▶ YOUR INSTRUCTIONS
Identify and pull out each line of the entries in which "Antioxidant" occurs.

(Figure collection entries)
▬▬▬▬▬▬▬▬▬▬

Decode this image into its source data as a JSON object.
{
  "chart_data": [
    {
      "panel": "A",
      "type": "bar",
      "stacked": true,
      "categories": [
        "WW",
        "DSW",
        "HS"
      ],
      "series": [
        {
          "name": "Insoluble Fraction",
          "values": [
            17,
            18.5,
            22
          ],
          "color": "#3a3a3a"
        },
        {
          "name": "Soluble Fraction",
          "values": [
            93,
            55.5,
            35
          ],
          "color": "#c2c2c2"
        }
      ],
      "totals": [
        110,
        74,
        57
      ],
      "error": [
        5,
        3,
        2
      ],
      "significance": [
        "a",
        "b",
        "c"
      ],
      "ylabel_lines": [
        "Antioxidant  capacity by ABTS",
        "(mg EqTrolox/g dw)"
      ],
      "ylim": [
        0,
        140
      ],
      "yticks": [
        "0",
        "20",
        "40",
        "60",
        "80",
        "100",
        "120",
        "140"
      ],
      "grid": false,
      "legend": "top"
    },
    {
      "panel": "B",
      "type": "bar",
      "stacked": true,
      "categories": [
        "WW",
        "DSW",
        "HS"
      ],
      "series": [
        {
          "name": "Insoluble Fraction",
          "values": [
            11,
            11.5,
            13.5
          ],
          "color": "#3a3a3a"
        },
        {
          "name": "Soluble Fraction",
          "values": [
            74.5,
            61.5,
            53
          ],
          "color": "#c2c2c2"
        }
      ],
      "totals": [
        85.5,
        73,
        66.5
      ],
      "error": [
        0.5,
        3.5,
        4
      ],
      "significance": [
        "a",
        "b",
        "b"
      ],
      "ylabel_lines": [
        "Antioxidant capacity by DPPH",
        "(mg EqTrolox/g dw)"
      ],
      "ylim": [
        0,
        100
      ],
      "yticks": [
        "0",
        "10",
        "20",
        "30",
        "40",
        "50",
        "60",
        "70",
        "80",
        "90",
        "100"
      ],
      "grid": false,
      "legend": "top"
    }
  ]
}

▬▬▬▬▬▬▬▬▬▬

▶ FINAL RESULT
        "Antioxidant  capacity by ABTS",
        "Antioxidant capacity by DPPH",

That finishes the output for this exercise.